**EXERCISE AIM:** List each line of the data that holds the word "bold".

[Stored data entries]
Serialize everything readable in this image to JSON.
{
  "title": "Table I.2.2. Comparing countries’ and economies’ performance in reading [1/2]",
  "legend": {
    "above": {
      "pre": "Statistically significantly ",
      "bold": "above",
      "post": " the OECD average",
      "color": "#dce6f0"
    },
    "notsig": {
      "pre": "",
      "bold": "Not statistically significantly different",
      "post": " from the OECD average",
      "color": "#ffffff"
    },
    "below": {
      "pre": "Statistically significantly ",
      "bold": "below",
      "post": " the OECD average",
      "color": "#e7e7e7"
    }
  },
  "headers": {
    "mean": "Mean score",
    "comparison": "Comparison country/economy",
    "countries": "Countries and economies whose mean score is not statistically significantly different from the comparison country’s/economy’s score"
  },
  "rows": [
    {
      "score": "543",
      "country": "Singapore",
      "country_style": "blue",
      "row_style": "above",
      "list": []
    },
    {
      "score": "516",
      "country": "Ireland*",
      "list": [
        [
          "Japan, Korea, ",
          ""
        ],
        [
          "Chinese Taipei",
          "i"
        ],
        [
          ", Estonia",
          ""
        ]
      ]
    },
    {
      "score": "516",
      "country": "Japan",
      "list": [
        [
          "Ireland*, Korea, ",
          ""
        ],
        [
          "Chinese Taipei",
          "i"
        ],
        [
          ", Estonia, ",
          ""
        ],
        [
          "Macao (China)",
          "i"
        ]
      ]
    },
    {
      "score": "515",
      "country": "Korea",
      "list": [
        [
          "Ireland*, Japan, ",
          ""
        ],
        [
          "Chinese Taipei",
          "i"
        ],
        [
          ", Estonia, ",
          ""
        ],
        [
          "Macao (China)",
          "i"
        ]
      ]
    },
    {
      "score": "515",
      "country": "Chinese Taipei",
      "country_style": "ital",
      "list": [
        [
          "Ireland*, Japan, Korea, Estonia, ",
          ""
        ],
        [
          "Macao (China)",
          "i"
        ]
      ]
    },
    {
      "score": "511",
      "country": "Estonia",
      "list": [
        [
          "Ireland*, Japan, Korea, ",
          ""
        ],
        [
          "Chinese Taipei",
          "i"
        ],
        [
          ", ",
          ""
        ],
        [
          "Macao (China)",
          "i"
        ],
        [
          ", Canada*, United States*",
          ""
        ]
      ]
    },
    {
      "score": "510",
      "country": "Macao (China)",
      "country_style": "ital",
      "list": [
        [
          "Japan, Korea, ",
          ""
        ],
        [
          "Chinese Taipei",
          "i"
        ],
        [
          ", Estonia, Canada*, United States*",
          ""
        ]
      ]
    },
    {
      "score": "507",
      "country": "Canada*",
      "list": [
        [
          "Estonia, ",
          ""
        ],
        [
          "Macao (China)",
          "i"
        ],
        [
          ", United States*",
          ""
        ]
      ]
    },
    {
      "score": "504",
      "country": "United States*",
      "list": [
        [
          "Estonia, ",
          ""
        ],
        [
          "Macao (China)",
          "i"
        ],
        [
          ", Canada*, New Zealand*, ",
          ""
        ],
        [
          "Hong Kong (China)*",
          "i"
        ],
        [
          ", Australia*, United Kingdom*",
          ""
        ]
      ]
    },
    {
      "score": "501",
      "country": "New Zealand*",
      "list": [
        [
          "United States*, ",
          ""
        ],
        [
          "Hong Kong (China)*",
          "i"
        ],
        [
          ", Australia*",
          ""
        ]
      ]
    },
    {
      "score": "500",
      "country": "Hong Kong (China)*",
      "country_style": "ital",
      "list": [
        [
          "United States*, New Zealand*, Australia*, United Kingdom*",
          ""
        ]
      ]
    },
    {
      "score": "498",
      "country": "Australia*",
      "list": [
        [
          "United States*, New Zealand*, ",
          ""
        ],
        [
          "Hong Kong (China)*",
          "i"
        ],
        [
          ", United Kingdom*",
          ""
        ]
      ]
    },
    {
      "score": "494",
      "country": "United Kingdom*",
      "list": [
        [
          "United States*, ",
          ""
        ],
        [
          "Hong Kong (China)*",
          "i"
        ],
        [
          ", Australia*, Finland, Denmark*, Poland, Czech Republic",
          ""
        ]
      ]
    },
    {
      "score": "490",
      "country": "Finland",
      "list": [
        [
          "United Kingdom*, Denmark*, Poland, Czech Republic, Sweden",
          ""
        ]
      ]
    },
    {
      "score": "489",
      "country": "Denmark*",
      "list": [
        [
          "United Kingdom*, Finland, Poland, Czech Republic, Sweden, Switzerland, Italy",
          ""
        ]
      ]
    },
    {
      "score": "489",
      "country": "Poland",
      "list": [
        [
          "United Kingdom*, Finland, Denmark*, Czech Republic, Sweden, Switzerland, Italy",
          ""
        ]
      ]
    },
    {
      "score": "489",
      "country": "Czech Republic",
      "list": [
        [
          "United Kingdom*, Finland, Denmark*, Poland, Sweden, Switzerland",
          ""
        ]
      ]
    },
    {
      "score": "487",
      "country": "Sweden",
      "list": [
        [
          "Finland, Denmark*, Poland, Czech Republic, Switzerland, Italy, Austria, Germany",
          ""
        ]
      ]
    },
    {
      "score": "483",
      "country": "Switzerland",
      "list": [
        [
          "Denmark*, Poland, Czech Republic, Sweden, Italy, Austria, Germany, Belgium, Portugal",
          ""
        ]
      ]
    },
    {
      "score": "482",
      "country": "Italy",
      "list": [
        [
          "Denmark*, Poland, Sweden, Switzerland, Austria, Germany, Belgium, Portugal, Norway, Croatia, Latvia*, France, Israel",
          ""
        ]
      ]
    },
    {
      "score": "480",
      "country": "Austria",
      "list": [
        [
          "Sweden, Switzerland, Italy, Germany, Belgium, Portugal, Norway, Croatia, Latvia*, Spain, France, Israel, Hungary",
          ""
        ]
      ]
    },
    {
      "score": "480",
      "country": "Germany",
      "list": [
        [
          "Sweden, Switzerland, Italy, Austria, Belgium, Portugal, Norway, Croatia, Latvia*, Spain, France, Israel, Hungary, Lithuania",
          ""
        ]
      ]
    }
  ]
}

**RESPONSE:**
      "bold": "above",
      "bold": "Not statistically significantly different",
      "bold": "below",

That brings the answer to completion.